Print the records again, character for character.
>> BEGIN
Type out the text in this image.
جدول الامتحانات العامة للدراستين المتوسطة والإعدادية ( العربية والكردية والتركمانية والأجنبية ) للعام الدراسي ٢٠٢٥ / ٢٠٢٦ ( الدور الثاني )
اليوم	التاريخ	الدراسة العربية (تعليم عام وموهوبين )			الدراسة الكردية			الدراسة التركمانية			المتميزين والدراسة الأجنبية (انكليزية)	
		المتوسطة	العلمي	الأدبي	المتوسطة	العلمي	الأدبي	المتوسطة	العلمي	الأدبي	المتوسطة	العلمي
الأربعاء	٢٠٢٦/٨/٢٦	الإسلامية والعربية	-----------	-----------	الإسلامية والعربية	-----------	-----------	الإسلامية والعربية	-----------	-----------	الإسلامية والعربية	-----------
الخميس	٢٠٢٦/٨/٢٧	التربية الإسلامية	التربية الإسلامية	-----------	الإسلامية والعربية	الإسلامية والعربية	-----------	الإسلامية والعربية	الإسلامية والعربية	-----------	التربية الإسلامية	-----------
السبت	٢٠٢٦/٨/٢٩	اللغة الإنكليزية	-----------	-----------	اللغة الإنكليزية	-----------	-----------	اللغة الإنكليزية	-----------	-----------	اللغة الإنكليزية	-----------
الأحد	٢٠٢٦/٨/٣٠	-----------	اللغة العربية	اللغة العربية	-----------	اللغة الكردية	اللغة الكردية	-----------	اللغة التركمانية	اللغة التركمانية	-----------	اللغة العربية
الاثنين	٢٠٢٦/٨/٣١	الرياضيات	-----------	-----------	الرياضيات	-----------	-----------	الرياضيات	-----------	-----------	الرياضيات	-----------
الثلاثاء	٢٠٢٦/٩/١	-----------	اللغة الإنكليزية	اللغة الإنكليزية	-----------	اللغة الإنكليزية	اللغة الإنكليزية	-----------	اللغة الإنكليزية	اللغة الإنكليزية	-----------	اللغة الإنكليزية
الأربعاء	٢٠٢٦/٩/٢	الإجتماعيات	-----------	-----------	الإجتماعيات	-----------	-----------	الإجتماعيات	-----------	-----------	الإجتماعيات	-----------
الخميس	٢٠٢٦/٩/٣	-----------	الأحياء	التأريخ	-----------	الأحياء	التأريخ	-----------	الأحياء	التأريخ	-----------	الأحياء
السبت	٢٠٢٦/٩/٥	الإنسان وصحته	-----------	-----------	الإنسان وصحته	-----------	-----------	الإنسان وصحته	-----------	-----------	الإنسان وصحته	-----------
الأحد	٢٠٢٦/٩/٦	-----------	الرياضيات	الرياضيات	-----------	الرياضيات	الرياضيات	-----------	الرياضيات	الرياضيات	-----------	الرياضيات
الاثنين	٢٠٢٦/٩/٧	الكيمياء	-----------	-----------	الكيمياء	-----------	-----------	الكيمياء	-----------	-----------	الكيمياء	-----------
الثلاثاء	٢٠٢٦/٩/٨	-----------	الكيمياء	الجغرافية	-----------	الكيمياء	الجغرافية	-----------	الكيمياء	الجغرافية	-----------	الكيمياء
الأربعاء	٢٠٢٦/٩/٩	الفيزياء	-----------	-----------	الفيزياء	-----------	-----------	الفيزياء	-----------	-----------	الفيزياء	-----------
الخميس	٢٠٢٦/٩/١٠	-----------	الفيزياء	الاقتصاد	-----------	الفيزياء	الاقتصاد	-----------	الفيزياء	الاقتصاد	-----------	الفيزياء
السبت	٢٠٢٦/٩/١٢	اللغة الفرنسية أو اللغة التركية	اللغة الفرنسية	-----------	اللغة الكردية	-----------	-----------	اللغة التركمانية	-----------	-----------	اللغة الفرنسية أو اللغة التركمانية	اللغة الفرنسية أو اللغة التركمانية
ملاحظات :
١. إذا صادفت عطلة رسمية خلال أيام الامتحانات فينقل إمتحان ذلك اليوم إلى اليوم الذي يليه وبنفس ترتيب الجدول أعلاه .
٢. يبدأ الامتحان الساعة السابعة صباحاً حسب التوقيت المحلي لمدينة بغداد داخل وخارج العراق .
>> END
### Written answer
Type out the text in this image.
جدول الامتحانات العامة للدراستين المتوسطة والإعدادية ( العربية والكردية والتركمانية والأجنبية ) للعام الدراسي ٢٠٢٥ / ٢٠٢٦ ( الدور الثاني )
اليوم	التاريخ	الدراسة العربية (تعليم عام وموهوبين )			الدراسة الكردية			الدراسة التركمانية			المتميزين والدراسة الأجنبية (انكليزية)	
		المتوسطة	العلمي	الأدبي	المتوسطة	العلمي	الأدبي	المتوسطة	العلمي	الأدبي	المتوسطة	العلمي
الأربعاء	٢٠٢٦/٨/٢٦	الإسلامية والعربية	-----------	-----------	الإسلامية والعربية	-----------	-----------	الإسلامية والعربية	-----------	-----------	الإسلامية والعربية	-----------
الخميس	٢٠٢٦/٨/٢٧	التربية الإسلامية	التربية الإسلامية	-----------	الإسلامية والعربية	الإسلامية والعربية	-----------	الإسلامية والعربية	الإسلامية والعربية	-----------	التربية الإسلامية	-----------
السبت	٢٠٢٦/٨/٢٩	اللغة الإنكليزية	-----------	-----------	اللغة الإنكليزية	-----------	-----------	اللغة الإنكليزية	-----------	-----------	اللغة الإنكليزية	-----------
الأحد	٢٠٢٦/٨/٣٠	-----------	اللغة العربية	اللغة العربية	-----------	اللغة الكردية	اللغة الكردية	-----------	اللغة التركمانية	اللغة التركمانية	-----------	اللغة العربية
الاثنين	٢٠٢٦/٨/٣١	الرياضيات	-----------	-----------	الرياضيات	-----------	-----------	الرياضيات	-----------	-----------	الرياضيات	-----------
الثلاثاء	٢٠٢٦/٩/١	-----------	اللغة الإنكليزية	اللغة الإنكليزية	-----------	اللغة الإنكليزية	اللغة الإنكليزية	-----------	اللغة الإنكليزية	اللغة الإنكليزية	-----------	اللغة الإنكليزية
الأربعاء	٢٠٢٦/٩/٢	الإجتماعيات	-----------	-----------	الإجتماعيات	-----------	-----------	الإجتماعيات	-----------	-----------	الإجتماعيات	-----------
الخميس	٢٠٢٦/٩/٣	-----------	الأحياء	التأريخ	-----------	الأحياء	التأريخ	-----------	الأحياء	التأريخ	-----------	الأحياء
السبت	٢٠٢٦/٩/٥	الإنسان وصحته	-----------	-----------	الإنسان وصحته	-----------	-----------	الإنسان وصحته	-----------	-----------	الإنسان وصحته	-----------
الأحد	٢٠٢٦/٩/٦	-----------	الرياضيات	الرياضيات	-----------	الرياضيات	الرياضيات	-----------	الرياضيات	الرياضيات	-----------	الرياضيات
الاثنين	٢٠٢٦/٩/٧	الكيمياء	-----------	-----------	الكيمياء	-----------	-----------	الكيمياء	-----------	-----------	الكيمياء	-----------
الثلاثاء	٢٠٢٦/٩/٨	-----------	الكيمياء	الجغرافية	-----------	الكيمياء	الجغرافية	-----------	الكيمياء	الجغرافية	-----------	الكيمياء
الأربعاء	٢٠٢٦/٩/٩	الفيزياء	-----------	-----------	الفيزياء	-----------	-----------	الفيزياء	-----------	-----------	الفيزياء	-----------
الخميس	٢٠٢٦/٩/١٠	-----------	الفيزياء	الاقتصاد	-----------	الفيزياء	الاقتصاد	-----------	الفيزياء	الاقتصاد	-----------	الفيزياء
السبت	٢٠٢٦/٩/١٢	اللغة الفرنسية أو اللغة التركية	اللغة الفرنسية	-----------	اللغة الكردية	-----------	-----------	اللغة التركمانية	-----------	-----------	اللغة الفرنسية أو اللغة التركمانية	اللغة الفرنسية أو اللغة التركمانية
ملاحظات :
١. إذا صادفت عطلة رسمية خلال أيام الامتحانات فينقل إمتحان ذلك اليوم إلى اليوم الذي يليه وبنفس ترتيب الجدول أعلاه .
٢. يبدأ الامتحان الساعة السابعة صباحاً حسب التوقيت المحلي لمدينة بغداد داخل وخارج العراق .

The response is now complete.